◆ **Stated problem**
How many lines in the listing below include the word "dolore"? Reply with the count alone.

........

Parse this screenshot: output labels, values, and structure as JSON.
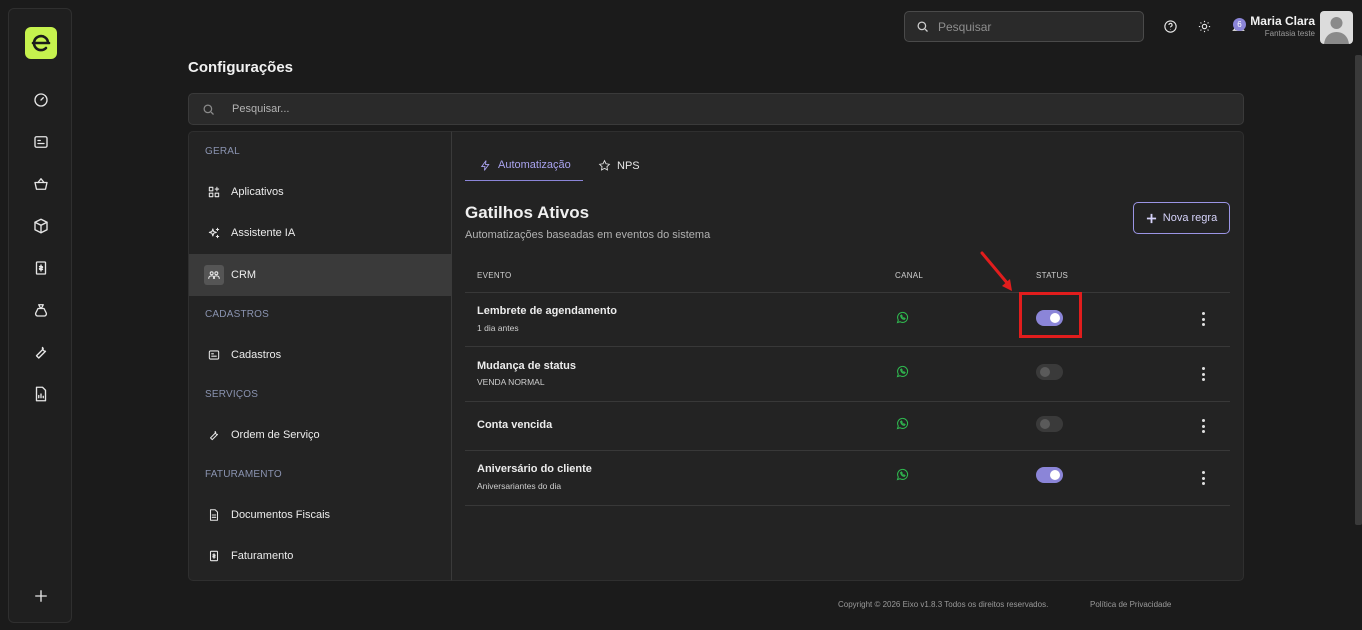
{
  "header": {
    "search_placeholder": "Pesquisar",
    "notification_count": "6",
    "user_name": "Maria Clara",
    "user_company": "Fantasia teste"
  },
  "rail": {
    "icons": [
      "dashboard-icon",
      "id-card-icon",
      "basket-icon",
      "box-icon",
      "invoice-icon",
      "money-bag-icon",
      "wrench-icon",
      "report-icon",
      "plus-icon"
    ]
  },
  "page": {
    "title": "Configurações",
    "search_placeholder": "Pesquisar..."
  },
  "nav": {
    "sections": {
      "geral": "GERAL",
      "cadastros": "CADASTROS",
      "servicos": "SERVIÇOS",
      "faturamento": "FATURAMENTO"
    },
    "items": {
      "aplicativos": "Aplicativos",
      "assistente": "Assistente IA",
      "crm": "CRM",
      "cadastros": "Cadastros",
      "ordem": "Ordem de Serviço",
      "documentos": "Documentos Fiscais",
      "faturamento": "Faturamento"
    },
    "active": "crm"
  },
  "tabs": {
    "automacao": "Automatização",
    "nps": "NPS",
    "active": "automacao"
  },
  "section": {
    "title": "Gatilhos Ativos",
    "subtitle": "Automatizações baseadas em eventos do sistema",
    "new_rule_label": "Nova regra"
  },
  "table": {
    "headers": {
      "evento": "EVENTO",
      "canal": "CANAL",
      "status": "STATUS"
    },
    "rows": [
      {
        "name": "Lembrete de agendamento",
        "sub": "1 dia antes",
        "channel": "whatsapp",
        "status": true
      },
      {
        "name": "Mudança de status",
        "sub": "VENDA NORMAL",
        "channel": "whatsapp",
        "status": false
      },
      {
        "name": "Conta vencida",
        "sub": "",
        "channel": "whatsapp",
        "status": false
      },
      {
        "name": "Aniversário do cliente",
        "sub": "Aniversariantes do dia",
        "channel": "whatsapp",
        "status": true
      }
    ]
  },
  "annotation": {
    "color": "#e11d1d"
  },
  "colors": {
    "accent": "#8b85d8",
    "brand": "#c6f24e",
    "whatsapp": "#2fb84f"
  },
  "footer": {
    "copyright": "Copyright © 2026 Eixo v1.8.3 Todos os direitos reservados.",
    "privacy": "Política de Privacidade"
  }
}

........

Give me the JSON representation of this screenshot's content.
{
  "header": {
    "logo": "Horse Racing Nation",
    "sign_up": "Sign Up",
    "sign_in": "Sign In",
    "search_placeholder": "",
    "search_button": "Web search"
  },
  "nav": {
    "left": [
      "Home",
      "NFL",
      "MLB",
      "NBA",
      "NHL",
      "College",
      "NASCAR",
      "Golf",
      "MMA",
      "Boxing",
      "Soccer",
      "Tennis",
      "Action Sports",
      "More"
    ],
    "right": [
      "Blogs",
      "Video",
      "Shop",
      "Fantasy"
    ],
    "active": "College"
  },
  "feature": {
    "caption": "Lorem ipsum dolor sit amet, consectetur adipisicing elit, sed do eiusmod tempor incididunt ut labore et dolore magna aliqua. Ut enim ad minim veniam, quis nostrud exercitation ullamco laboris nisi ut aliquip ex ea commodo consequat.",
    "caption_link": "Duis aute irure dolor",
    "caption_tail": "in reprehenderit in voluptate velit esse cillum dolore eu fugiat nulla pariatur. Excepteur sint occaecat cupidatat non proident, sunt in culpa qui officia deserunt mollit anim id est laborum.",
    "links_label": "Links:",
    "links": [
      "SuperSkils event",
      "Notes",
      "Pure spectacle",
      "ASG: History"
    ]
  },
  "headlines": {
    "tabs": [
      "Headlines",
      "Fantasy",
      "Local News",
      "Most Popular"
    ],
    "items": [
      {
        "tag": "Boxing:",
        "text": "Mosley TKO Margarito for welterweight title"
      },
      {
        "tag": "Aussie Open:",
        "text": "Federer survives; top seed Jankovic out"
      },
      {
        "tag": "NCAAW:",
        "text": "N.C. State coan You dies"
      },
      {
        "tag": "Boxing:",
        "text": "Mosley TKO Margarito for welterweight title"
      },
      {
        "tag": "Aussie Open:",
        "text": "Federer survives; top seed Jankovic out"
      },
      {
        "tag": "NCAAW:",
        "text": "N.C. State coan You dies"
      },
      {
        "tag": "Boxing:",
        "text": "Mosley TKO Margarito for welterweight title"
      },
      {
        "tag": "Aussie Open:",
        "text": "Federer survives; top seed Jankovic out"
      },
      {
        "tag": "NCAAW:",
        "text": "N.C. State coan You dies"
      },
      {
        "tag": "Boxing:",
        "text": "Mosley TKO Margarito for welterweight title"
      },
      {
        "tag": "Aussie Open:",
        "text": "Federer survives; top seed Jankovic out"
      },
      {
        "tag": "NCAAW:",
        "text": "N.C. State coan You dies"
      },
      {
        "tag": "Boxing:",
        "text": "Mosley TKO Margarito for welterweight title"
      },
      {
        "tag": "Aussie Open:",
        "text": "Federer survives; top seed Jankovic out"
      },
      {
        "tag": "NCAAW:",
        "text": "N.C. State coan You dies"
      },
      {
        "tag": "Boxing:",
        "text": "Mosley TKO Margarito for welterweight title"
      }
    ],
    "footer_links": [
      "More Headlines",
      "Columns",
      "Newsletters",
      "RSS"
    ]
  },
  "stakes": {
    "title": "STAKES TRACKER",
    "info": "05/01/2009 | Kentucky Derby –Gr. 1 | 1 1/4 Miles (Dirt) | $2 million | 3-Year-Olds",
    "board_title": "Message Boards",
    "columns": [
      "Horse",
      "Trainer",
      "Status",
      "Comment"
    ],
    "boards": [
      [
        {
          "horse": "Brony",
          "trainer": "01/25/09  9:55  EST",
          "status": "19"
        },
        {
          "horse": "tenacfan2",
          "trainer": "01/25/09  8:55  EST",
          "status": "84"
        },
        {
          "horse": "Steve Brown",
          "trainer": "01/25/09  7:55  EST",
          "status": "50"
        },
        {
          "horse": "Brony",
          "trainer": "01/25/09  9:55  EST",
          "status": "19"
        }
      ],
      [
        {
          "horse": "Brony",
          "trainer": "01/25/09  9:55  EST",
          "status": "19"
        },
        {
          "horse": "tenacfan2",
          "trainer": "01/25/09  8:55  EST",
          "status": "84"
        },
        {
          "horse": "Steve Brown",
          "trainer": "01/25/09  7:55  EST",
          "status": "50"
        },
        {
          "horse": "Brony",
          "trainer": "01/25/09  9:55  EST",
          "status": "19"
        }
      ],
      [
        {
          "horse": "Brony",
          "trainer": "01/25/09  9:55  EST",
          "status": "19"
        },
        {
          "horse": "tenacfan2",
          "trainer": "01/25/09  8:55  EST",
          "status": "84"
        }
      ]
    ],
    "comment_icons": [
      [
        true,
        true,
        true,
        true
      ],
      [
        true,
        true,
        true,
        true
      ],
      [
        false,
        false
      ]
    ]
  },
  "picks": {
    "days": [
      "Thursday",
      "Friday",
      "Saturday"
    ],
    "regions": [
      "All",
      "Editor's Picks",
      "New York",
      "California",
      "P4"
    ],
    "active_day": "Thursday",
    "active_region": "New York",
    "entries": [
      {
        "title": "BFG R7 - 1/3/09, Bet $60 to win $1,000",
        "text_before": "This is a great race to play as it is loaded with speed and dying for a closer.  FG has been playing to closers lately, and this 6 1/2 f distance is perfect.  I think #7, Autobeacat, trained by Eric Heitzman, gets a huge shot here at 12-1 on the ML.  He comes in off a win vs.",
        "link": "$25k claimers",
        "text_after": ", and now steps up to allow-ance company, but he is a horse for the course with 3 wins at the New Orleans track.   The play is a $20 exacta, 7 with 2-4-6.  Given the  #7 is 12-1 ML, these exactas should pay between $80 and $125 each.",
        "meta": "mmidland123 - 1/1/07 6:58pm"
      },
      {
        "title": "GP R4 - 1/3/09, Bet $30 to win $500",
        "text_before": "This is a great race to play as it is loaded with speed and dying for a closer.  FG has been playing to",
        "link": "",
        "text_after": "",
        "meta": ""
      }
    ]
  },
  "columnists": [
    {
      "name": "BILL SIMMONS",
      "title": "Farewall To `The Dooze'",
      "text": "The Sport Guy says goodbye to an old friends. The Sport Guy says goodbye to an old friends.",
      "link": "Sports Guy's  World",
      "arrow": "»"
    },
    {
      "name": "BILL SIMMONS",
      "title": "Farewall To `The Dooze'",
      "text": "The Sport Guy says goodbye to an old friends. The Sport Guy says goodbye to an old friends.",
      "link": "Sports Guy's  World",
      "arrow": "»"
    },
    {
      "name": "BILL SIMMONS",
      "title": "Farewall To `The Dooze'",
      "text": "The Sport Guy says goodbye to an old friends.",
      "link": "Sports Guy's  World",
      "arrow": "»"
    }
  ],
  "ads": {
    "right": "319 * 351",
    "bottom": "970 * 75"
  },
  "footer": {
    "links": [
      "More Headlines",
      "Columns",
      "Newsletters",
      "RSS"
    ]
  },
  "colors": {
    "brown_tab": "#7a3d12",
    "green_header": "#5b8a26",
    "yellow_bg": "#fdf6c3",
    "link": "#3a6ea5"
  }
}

........

◆ **Answer**
2